• DIRECTIONS
Gather every line below where "this" appears.

• DATA SECTION
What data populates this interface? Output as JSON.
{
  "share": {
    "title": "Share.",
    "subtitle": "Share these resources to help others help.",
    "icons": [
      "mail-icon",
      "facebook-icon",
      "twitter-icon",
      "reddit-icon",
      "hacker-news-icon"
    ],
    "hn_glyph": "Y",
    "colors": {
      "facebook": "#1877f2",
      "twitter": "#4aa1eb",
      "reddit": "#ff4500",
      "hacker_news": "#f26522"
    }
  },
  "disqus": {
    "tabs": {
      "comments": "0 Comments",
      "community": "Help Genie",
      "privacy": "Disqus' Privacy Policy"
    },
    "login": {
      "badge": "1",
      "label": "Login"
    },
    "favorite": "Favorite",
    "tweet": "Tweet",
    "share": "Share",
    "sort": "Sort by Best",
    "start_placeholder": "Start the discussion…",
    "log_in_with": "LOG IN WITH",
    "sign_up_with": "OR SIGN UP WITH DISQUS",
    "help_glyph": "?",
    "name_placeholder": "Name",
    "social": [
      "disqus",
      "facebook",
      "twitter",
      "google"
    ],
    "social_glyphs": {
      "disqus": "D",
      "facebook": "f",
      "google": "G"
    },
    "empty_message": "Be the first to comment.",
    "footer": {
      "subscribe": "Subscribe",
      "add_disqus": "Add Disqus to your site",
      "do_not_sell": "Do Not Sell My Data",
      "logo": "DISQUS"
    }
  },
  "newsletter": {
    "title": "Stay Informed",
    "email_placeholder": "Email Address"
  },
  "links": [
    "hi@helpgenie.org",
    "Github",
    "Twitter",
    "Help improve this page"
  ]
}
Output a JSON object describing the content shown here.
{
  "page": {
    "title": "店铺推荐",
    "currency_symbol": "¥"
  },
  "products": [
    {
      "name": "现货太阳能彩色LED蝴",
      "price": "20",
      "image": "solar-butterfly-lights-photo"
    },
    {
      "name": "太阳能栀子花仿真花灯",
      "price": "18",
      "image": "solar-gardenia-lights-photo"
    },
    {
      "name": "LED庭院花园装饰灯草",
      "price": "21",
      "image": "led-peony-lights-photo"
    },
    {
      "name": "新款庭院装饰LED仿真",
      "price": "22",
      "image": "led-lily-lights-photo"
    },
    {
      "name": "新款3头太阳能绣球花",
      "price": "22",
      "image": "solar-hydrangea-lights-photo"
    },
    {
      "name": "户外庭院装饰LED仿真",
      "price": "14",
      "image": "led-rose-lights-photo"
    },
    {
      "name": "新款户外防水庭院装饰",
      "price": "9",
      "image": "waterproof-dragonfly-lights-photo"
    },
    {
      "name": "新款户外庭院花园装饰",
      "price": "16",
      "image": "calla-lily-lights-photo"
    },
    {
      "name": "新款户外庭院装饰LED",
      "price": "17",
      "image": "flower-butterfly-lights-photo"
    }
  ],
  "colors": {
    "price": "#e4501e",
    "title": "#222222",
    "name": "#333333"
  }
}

• FULL SOLUTION
What data populates this interface? Output as JSON.
    "Help improve this page"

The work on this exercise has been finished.